## Start Entries supplied

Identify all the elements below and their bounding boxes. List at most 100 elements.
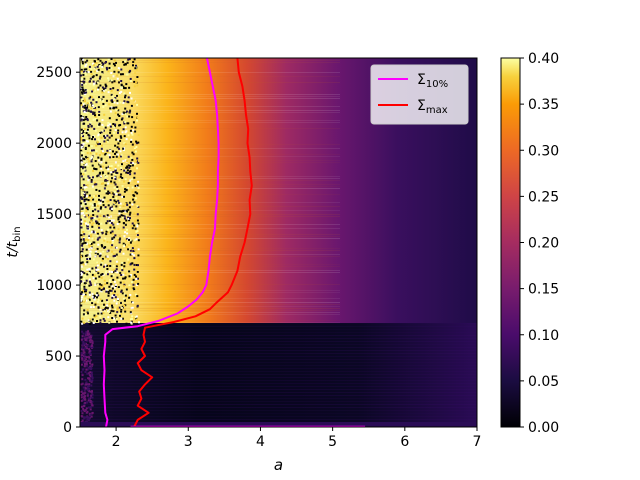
heatmap-noise-pixel (105, 175, 108, 178)
heatmap-noise-pixel (81, 145, 84, 148)
heatmap-streak (80, 180, 340, 181)
heatmap-noise-pixel (113, 193, 115, 196)
heatmap-noise-pixel (80, 238, 83, 241)
heatmap-noise-pixel (102, 317, 105, 320)
heatmap-noise-pixel (136, 192, 139, 195)
heatmap-noise-pixel (133, 194, 136, 197)
heatmap-noise-pixel (80, 226, 83, 229)
heatmap-noise-pixel (97, 210, 100, 213)
heatmap-noise-pixel (82, 135, 84, 138)
heatmap-noise-pixel (99, 298, 102, 301)
heatmap-noise-pixel (90, 217, 93, 220)
heatmap-noise-pixel (124, 223, 127, 226)
heatmap-noise-pixel (86, 258, 89, 261)
heatmap-noise-pixel (89, 199, 92, 202)
heatmap-noise-pixel (110, 209, 113, 212)
heatmap-noise-pixel (83, 357, 86, 359)
heatmap-noise-pixel (81, 216, 84, 219)
heatmap-noise-pixel (103, 309, 106, 312)
heatmap-noise-pixel (82, 407, 85, 410)
y-axis-label-main: t/t (5, 241, 21, 257)
heatmap-noise-pixel (109, 167, 112, 169)
heatmap-streak (80, 380, 477, 381)
heatmap-noise-pixel (137, 187, 140, 189)
heatmap-noise-pixel (113, 294, 116, 296)
heatmap-noise-pixel (119, 154, 122, 157)
heatmap-noise-pixel (133, 257, 136, 260)
heatmap-noise-pixel (90, 336, 93, 339)
heatmap-noise-pixel (85, 416, 88, 419)
heatmap-noise-pixel (113, 317, 115, 320)
heatmap-noise-pixel (104, 246, 107, 249)
heatmap-noise-pixel (86, 191, 89, 194)
heatmap-noise-pixel (95, 150, 98, 152)
heatmap-noise-pixel (96, 135, 99, 138)
heatmap-noise-pixel (84, 409, 87, 412)
heatmap-noise-pixel (119, 237, 122, 240)
heatmap-noise-pixel (81, 60, 84, 63)
heatmap-noise-pixel (83, 282, 86, 285)
heatmap-noise-pixel (85, 356, 88, 358)
heatmap-noise-pixel (101, 90, 104, 93)
heatmap-noise-pixel (112, 265, 115, 268)
heatmap-noise-pixel (109, 125, 112, 128)
heatmap-noise-pixel (101, 119, 104, 122)
heatmap-noise-pixel (115, 138, 118, 141)
heatmap-noise-pixel (94, 251, 97, 254)
heatmap-noise-pixel (91, 164, 94, 167)
heatmap-noise-pixel (116, 306, 119, 309)
heatmap-noise-pixel (110, 173, 113, 176)
series-line-sigma-max (133, 58, 253, 427)
heatmap-noise-pixel (84, 254, 87, 257)
heatmap-noise-pixel (91, 267, 94, 270)
heatmap-noise-pixel (111, 296, 114, 299)
heatmap-noise-pixel (135, 140, 138, 143)
heatmap-noise-pixel (136, 223, 139, 226)
heatmap-noise-pixel (91, 217, 94, 220)
heatmap-noise-pixel (91, 149, 93, 152)
heatmap-noise-pixel (114, 290, 116, 293)
heatmap-noise-pixel (86, 347, 88, 350)
heatmap-noise-pixel (131, 164, 134, 167)
heatmap-noise-pixel (84, 65, 87, 68)
heatmap-noise-pixel (125, 322, 128, 325)
heatmap-noise-pixel (86, 387, 89, 390)
heatmap-streak (80, 94, 340, 95)
heatmap-noise-pixel (94, 160, 97, 162)
heatmap-noise-pixel (81, 86, 84, 89)
heatmap-noise-pixel (86, 151, 89, 154)
heatmap-noise-pixel (135, 159, 138, 162)
heatmap-noise-pixel (95, 250, 98, 253)
heatmap-noise-pixel (137, 141, 140, 144)
heatmap-noise-pixel (99, 198, 102, 201)
heatmap-noise-pixel (128, 71, 131, 74)
heatmap-streak (80, 128, 340, 129)
heatmap-noise-pixel (126, 203, 129, 206)
heatmap-noise-pixel (114, 296, 117, 299)
heatmap-noise-pixel (80, 161, 83, 164)
heatmap-noise-pixel (85, 383, 88, 386)
heatmap-noise-pixel (81, 80, 84, 83)
heatmap-noise-pixel (118, 212, 121, 215)
heatmap-noise-pixel (105, 161, 108, 164)
heatmap-noise-pixel (128, 237, 131, 240)
heatmap-noise-pixel (84, 282, 87, 285)
heatmap-noise-pixel (83, 200, 86, 203)
heatmap-noise-pixel (87, 299, 90, 302)
heatmap-noise-pixel (80, 165, 83, 168)
heatmap-noise-pixel (84, 397, 86, 400)
heatmap-noise-pixel (114, 123, 117, 126)
heatmap-noise-pixel (122, 281, 125, 284)
heatmap-noise-pixel (115, 302, 118, 305)
heatmap-noise-pixel (88, 387, 91, 390)
heatmap-streak (80, 320, 340, 321)
heatmap-noise-pixel (136, 244, 139, 247)
heatmap-noise-pixel (88, 390, 91, 392)
heatmap-noise-pixel (101, 144, 103, 147)
heatmap-noise-pixel (92, 296, 95, 299)
heatmap-noise-pixel (90, 321, 93, 324)
heatmap-noise-pixel (84, 110, 87, 113)
heatmap-noise-pixel (83, 198, 86, 201)
heatmap-noise-pixel (98, 275, 101, 278)
heatmap-noise-pixel (88, 349, 91, 352)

## End Entries supplied

Required work:
Rewrite the entries above with "heatmap-streak" changed to "heatmap-band" and nothing else altered, leaving the pictures out.

Problem solution:
Identify all the elements below and their bounding boxes. List at most 100 elements.
heatmap-noise-pixel (105, 175, 108, 178)
heatmap-noise-pixel (81, 145, 84, 148)
heatmap-band (80, 180, 340, 181)
heatmap-noise-pixel (113, 193, 115, 196)
heatmap-noise-pixel (80, 238, 83, 241)
heatmap-noise-pixel (102, 317, 105, 320)
heatmap-noise-pixel (136, 192, 139, 195)
heatmap-noise-pixel (133, 194, 136, 197)
heatmap-noise-pixel (80, 226, 83, 229)
heatmap-noise-pixel (97, 210, 100, 213)
heatmap-noise-pixel (82, 135, 84, 138)
heatmap-noise-pixel (99, 298, 102, 301)
heatmap-noise-pixel (90, 217, 93, 220)
heatmap-noise-pixel (124, 223, 127, 226)
heatmap-noise-pixel (86, 258, 89, 261)
heatmap-noise-pixel (89, 199, 92, 202)
heatmap-noise-pixel (110, 209, 113, 212)
heatmap-noise-pixel (83, 357, 86, 359)
heatmap-noise-pixel (81, 216, 84, 219)
heatmap-noise-pixel (103, 309, 106, 312)
heatmap-noise-pixel (82, 407, 85, 410)
y-axis-label-main: t/t (5, 241, 21, 257)
heatmap-noise-pixel (109, 167, 112, 169)
heatmap-band (80, 380, 477, 381)
heatmap-noise-pixel (137, 187, 140, 189)
heatmap-noise-pixel (113, 294, 116, 296)
heatmap-noise-pixel (119, 154, 122, 157)
heatmap-noise-pixel (133, 257, 136, 260)
heatmap-noise-pixel (90, 336, 93, 339)
heatmap-noise-pixel (85, 416, 88, 419)
heatmap-noise-pixel (113, 317, 115, 320)
heatmap-noise-pixel (104, 246, 107, 249)
heatmap-noise-pixel (86, 191, 89, 194)
heatmap-noise-pixel (95, 150, 98, 152)
heatmap-noise-pixel (96, 135, 99, 138)
heatmap-noise-pixel (84, 409, 87, 412)
heatmap-noise-pixel (119, 237, 122, 240)
heatmap-noise-pixel (81, 60, 84, 63)
heatmap-noise-pixel (83, 282, 86, 285)
heatmap-noise-pixel (85, 356, 88, 358)
heatmap-noise-pixel (101, 90, 104, 93)
heatmap-noise-pixel (112, 265, 115, 268)
heatmap-noise-pixel (109, 125, 112, 128)
heatmap-noise-pixel (101, 119, 104, 122)
heatmap-noise-pixel (115, 138, 118, 141)
heatmap-noise-pixel (94, 251, 97, 254)
heatmap-noise-pixel (91, 164, 94, 167)
heatmap-noise-pixel (116, 306, 119, 309)
heatmap-noise-pixel (110, 173, 113, 176)
series-line-sigma-max (133, 58, 253, 427)
heatmap-noise-pixel (84, 254, 87, 257)
heatmap-noise-pixel (91, 267, 94, 270)
heatmap-noise-pixel (111, 296, 114, 299)
heatmap-noise-pixel (135, 140, 138, 143)
heatmap-noise-pixel (136, 223, 139, 226)
heatmap-noise-pixel (91, 217, 94, 220)
heatmap-noise-pixel (91, 149, 93, 152)
heatmap-noise-pixel (114, 290, 116, 293)
heatmap-noise-pixel (86, 347, 88, 350)
heatmap-noise-pixel (131, 164, 134, 167)
heatmap-noise-pixel (84, 65, 87, 68)
heatmap-noise-pixel (125, 322, 128, 325)
heatmap-noise-pixel (86, 387, 89, 390)
heatmap-band (80, 94, 340, 95)
heatmap-noise-pixel (94, 160, 97, 162)
heatmap-noise-pixel (81, 86, 84, 89)
heatmap-noise-pixel (86, 151, 89, 154)
heatmap-noise-pixel (135, 159, 138, 162)
heatmap-noise-pixel (95, 250, 98, 253)
heatmap-noise-pixel (137, 141, 140, 144)
heatmap-noise-pixel (99, 198, 102, 201)
heatmap-noise-pixel (128, 71, 131, 74)
heatmap-band (80, 128, 340, 129)
heatmap-noise-pixel (126, 203, 129, 206)
heatmap-noise-pixel (114, 296, 117, 299)
heatmap-noise-pixel (80, 161, 83, 164)
heatmap-noise-pixel (85, 383, 88, 386)
heatmap-noise-pixel (81, 80, 84, 83)
heatmap-noise-pixel (118, 212, 121, 215)
heatmap-noise-pixel (105, 161, 108, 164)
heatmap-noise-pixel (128, 237, 131, 240)
heatmap-noise-pixel (84, 282, 87, 285)
heatmap-noise-pixel (83, 200, 86, 203)
heatmap-noise-pixel (87, 299, 90, 302)
heatmap-noise-pixel (80, 165, 83, 168)
heatmap-noise-pixel (84, 397, 86, 400)
heatmap-noise-pixel (114, 123, 117, 126)
heatmap-noise-pixel (122, 281, 125, 284)
heatmap-noise-pixel (115, 302, 118, 305)
heatmap-noise-pixel (88, 387, 91, 390)
heatmap-band (80, 320, 340, 321)
heatmap-noise-pixel (136, 244, 139, 247)
heatmap-noise-pixel (88, 390, 91, 392)
heatmap-noise-pixel (101, 144, 103, 147)
heatmap-noise-pixel (92, 296, 95, 299)
heatmap-noise-pixel (90, 321, 93, 324)
heatmap-noise-pixel (84, 110, 87, 113)
heatmap-noise-pixel (83, 198, 86, 201)
heatmap-noise-pixel (98, 275, 101, 278)
heatmap-noise-pixel (88, 349, 91, 352)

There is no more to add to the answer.